From the entries below, copy every line that holds the word "backlash".
Start of PROVIDED DATA
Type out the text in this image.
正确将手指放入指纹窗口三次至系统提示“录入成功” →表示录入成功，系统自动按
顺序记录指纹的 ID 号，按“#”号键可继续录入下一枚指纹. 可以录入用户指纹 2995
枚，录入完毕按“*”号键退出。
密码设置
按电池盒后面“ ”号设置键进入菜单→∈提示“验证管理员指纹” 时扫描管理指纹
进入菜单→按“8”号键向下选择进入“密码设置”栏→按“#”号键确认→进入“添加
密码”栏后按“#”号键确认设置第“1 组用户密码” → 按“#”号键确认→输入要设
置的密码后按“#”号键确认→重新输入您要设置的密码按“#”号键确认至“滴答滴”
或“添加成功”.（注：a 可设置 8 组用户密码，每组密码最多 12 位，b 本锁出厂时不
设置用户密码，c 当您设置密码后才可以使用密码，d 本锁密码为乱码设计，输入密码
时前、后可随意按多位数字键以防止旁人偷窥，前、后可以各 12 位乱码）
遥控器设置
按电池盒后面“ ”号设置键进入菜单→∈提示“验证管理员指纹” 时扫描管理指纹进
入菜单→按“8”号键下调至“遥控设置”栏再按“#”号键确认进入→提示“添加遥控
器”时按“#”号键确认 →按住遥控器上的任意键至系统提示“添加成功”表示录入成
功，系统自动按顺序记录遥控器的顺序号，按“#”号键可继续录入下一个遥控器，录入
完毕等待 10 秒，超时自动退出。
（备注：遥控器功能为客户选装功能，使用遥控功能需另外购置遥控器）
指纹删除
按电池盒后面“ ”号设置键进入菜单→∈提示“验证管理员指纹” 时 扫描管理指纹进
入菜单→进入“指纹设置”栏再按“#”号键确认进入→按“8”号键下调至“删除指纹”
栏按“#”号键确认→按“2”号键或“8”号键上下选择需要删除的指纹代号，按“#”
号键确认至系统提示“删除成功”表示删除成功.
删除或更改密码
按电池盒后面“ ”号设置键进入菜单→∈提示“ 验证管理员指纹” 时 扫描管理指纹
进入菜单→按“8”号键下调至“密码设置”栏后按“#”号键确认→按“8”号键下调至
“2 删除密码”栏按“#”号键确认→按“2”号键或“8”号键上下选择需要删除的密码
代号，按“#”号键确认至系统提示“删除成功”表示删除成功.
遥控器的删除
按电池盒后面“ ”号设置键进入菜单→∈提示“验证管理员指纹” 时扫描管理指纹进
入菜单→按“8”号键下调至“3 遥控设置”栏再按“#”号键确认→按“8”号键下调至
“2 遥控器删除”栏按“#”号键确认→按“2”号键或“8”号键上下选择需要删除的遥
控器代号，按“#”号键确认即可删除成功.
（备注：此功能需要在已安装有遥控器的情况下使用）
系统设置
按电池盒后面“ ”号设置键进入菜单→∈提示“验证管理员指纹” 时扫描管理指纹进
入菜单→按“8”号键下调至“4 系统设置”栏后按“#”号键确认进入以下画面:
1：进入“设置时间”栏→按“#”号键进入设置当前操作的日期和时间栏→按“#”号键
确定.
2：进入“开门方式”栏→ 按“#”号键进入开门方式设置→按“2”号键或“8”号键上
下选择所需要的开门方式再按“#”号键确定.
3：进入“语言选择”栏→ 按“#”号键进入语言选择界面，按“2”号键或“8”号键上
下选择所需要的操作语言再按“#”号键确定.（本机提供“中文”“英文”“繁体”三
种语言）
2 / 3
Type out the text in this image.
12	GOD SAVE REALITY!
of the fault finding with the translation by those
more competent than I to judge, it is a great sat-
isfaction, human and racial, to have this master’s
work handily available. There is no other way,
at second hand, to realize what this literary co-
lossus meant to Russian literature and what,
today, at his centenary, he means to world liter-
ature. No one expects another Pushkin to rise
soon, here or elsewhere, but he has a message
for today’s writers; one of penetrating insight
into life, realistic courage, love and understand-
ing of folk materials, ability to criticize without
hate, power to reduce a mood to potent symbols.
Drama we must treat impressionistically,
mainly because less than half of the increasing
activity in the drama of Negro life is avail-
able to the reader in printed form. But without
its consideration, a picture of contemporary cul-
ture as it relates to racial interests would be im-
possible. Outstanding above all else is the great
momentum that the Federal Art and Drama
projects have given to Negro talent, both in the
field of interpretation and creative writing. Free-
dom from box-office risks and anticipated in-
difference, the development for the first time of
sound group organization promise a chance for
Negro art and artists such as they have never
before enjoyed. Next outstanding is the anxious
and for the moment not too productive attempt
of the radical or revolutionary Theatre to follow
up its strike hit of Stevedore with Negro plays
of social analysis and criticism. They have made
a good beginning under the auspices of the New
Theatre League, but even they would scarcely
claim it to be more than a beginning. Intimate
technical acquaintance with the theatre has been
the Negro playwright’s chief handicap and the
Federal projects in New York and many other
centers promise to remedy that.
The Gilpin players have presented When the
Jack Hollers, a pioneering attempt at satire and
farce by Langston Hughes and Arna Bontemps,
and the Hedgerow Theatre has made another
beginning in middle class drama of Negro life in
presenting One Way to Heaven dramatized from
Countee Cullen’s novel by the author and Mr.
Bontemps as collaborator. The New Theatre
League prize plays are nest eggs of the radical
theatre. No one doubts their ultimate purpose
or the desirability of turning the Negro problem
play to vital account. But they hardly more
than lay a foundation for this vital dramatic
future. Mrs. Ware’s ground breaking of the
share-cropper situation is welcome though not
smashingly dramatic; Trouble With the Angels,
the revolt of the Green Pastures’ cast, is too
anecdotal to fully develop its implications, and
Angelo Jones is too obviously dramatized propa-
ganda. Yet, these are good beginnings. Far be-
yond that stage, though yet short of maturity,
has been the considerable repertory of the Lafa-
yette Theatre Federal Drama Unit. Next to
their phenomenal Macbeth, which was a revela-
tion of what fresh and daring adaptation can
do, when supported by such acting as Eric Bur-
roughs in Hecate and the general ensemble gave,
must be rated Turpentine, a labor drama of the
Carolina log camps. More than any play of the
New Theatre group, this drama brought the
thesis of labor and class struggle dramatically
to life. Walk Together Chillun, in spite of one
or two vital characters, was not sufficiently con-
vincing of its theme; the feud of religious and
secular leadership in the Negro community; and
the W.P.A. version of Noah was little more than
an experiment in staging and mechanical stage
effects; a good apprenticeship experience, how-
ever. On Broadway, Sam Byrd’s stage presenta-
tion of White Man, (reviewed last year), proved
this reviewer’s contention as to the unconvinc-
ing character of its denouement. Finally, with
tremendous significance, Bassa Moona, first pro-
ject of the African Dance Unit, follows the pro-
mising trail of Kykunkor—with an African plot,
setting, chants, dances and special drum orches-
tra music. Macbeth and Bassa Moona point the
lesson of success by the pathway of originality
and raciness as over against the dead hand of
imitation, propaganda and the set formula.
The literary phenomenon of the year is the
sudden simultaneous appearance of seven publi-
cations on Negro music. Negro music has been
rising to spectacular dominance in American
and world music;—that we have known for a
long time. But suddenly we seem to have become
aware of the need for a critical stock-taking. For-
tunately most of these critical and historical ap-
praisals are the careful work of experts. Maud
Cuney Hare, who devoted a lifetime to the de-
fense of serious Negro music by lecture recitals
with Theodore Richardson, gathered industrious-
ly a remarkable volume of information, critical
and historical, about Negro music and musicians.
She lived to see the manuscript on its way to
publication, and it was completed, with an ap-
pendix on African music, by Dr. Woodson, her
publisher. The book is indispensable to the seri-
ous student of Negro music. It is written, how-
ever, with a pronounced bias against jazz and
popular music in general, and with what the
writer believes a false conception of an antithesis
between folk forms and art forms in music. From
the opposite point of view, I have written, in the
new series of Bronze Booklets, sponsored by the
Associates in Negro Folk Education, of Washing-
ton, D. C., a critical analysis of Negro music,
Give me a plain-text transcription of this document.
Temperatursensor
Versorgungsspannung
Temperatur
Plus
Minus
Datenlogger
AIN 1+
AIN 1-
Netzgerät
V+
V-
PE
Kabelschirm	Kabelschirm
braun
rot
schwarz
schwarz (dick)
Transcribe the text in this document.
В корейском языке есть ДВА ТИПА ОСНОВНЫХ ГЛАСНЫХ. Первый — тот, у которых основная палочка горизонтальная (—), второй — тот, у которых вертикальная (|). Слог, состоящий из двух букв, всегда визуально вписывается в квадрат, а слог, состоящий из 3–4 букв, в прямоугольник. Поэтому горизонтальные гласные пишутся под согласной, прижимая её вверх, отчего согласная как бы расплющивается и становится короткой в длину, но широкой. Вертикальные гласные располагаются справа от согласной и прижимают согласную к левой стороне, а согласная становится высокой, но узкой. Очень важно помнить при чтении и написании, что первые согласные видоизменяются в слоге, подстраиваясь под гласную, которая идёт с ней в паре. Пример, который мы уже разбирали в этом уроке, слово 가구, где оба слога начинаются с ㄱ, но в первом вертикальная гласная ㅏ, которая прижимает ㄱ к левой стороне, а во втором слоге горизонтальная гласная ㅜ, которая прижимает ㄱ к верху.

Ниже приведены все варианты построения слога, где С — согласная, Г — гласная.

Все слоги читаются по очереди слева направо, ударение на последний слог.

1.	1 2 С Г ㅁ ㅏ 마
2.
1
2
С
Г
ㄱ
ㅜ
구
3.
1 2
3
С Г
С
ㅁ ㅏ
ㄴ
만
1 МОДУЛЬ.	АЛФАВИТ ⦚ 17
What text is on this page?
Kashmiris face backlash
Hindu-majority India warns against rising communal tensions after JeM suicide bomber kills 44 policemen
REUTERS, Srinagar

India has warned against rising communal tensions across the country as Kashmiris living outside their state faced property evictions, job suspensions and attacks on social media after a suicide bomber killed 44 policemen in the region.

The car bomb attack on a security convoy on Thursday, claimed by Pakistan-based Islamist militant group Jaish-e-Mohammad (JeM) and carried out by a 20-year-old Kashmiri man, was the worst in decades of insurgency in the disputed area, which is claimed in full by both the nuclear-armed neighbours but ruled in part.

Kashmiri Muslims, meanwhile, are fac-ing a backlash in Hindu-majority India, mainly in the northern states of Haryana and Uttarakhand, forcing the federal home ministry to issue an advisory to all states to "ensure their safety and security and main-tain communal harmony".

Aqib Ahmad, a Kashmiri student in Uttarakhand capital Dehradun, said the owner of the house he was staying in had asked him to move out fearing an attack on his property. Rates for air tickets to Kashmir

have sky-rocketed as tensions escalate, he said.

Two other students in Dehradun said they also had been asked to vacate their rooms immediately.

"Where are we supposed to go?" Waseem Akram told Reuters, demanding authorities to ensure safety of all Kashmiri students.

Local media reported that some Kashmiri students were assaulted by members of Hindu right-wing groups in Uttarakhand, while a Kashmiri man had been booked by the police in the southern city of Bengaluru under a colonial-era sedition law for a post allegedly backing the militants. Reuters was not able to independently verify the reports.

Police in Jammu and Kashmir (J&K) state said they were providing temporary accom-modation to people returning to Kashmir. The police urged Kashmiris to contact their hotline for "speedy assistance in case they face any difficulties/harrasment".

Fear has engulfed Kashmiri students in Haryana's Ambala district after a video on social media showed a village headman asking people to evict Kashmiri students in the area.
End of PROVIDED DATA
• **RESULT**:
Kashmiris face backlash
Kashmiri Muslims, meanwhile, are fac-ing a backlash in Hindu-majority India, mainly in the northern states of Haryana and Uttarakhand, forcing the federal home ministry to issue an advisory to all states to "ensure their safety and security and main-tain communal harmony".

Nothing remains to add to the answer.